EXERCISE DETAILS » Pull each line holding the word "York" from the data.

EXERCISE MATERIAL »
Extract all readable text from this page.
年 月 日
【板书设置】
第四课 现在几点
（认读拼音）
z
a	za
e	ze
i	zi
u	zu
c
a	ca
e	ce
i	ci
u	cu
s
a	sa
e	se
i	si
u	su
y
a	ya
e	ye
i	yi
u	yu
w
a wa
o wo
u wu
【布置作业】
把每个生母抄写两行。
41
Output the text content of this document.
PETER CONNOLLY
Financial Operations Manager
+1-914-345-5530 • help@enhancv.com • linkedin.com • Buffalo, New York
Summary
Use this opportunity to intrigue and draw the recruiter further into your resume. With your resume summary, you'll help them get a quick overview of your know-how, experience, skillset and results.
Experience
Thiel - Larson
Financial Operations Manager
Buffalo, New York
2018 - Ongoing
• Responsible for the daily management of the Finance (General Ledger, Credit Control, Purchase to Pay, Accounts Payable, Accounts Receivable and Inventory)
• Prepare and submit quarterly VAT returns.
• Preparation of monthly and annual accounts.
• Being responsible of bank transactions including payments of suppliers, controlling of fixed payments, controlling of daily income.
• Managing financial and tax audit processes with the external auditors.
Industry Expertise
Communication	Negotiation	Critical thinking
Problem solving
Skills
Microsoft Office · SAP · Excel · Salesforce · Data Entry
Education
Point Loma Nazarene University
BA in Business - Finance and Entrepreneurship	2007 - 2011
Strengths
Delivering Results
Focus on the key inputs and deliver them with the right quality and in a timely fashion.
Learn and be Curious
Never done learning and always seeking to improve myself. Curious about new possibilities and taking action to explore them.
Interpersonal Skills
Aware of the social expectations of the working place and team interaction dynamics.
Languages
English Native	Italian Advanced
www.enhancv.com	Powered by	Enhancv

SOLUTION FOR THIS EXERCISE »
+1-914-345-5530 • help@enhancv.com • linkedin.com • Buffalo, New York
Buffalo, New York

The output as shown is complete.